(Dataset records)
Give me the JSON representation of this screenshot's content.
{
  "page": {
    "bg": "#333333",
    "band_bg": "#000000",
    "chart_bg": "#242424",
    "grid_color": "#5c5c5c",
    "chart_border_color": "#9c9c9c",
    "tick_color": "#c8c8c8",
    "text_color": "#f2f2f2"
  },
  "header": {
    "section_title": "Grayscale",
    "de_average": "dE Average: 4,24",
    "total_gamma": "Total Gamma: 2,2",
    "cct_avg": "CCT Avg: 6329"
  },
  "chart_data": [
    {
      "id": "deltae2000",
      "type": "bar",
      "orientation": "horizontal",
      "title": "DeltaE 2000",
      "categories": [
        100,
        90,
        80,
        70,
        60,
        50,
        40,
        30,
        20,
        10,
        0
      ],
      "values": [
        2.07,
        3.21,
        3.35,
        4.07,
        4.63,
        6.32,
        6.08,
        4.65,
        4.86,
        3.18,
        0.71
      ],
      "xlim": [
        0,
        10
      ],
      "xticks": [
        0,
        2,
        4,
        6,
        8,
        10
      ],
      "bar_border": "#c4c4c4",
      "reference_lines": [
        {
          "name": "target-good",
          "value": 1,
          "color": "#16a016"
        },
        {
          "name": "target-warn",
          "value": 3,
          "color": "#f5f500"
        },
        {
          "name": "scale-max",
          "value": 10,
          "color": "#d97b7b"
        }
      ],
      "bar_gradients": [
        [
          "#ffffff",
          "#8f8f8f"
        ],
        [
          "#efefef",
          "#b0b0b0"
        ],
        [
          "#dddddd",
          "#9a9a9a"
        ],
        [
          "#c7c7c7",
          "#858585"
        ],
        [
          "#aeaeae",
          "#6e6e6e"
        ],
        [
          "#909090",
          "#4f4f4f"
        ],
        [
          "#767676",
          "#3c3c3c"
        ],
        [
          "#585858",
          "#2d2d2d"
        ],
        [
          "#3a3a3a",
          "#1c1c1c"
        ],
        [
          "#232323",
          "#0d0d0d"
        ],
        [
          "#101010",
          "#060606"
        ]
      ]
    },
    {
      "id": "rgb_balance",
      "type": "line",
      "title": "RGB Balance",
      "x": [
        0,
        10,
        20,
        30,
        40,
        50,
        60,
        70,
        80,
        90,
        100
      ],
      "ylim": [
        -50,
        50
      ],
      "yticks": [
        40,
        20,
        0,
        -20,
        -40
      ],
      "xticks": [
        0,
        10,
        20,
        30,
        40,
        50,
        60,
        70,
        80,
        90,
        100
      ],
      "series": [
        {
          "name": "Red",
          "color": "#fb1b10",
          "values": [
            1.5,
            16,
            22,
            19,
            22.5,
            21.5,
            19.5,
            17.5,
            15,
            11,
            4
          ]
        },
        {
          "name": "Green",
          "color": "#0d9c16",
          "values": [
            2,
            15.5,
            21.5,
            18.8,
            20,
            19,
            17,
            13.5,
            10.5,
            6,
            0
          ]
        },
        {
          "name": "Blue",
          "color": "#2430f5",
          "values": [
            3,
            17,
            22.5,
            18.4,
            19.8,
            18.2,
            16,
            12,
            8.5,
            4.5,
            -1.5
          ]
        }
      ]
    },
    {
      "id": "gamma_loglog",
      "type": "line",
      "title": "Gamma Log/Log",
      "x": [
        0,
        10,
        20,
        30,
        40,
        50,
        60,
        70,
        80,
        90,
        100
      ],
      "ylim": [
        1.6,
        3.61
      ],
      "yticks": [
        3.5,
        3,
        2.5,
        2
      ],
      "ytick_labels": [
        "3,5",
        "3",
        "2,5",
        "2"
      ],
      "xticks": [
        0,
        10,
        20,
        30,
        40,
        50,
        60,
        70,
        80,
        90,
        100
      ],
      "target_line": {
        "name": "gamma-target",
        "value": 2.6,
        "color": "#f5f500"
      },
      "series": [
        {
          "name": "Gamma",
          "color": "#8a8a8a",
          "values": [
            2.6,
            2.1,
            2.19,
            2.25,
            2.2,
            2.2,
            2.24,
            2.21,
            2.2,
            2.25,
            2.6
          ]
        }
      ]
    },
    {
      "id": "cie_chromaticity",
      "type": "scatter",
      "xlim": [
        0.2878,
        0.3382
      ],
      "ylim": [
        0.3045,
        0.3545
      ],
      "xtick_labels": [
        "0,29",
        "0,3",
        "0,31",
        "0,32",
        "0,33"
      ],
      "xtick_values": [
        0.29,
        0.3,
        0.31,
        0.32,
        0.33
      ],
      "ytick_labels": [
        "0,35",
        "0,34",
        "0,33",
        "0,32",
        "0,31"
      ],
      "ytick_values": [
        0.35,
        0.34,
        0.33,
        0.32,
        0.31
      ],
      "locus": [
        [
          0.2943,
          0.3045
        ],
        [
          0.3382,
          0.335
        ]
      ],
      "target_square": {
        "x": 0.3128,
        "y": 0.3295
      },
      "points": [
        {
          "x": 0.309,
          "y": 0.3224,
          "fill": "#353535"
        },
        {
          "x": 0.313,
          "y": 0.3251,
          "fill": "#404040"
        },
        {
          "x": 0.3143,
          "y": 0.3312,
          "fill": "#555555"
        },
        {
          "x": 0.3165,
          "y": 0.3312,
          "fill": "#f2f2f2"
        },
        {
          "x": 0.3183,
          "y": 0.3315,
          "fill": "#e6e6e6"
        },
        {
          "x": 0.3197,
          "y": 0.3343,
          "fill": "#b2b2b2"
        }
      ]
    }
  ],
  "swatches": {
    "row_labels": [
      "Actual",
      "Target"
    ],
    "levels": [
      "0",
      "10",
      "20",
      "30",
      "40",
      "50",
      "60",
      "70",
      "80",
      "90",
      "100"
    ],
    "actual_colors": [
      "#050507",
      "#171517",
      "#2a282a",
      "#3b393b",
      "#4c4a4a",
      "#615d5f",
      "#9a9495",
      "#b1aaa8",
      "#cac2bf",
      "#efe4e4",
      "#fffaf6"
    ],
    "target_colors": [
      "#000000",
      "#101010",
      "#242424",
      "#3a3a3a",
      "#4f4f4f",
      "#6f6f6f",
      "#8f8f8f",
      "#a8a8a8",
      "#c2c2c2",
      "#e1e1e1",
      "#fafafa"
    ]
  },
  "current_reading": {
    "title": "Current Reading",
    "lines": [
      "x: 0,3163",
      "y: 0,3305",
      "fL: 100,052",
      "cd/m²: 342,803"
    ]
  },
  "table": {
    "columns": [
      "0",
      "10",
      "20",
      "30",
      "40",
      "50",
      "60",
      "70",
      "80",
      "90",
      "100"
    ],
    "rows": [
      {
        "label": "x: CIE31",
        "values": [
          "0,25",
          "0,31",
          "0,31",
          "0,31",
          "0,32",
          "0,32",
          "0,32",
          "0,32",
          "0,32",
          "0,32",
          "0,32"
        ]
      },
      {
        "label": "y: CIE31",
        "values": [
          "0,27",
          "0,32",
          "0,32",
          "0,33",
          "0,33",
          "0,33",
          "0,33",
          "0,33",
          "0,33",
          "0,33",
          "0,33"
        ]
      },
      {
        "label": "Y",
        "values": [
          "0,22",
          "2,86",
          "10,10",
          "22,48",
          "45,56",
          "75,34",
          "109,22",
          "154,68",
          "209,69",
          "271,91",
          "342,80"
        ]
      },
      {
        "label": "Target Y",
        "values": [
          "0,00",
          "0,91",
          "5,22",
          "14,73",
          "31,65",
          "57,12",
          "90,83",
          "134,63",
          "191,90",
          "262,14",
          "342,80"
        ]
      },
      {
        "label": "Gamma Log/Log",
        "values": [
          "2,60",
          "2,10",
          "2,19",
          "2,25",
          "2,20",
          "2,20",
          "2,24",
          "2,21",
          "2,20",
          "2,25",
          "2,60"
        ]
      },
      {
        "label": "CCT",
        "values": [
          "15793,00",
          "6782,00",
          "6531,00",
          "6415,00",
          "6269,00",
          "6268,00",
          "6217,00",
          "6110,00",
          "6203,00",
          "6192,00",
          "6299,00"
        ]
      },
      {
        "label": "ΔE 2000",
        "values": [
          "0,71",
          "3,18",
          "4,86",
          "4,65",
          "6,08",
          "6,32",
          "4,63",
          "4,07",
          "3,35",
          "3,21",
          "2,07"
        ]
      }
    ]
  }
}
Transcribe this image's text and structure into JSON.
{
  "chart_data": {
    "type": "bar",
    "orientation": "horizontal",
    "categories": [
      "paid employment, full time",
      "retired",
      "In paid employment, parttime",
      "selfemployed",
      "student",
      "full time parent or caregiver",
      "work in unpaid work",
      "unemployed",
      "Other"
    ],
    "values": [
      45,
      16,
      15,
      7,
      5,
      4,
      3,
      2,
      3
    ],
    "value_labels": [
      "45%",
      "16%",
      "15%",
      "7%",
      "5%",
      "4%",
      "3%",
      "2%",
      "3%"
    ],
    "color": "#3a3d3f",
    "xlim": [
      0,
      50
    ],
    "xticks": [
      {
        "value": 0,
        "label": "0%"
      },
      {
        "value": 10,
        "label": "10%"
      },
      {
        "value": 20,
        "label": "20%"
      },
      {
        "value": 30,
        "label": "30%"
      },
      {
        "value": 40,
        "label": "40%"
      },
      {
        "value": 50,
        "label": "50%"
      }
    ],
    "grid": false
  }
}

§ **Task**
On how many lines does the word "full" appear? Answer with only the number.

§ **Exercise output**
2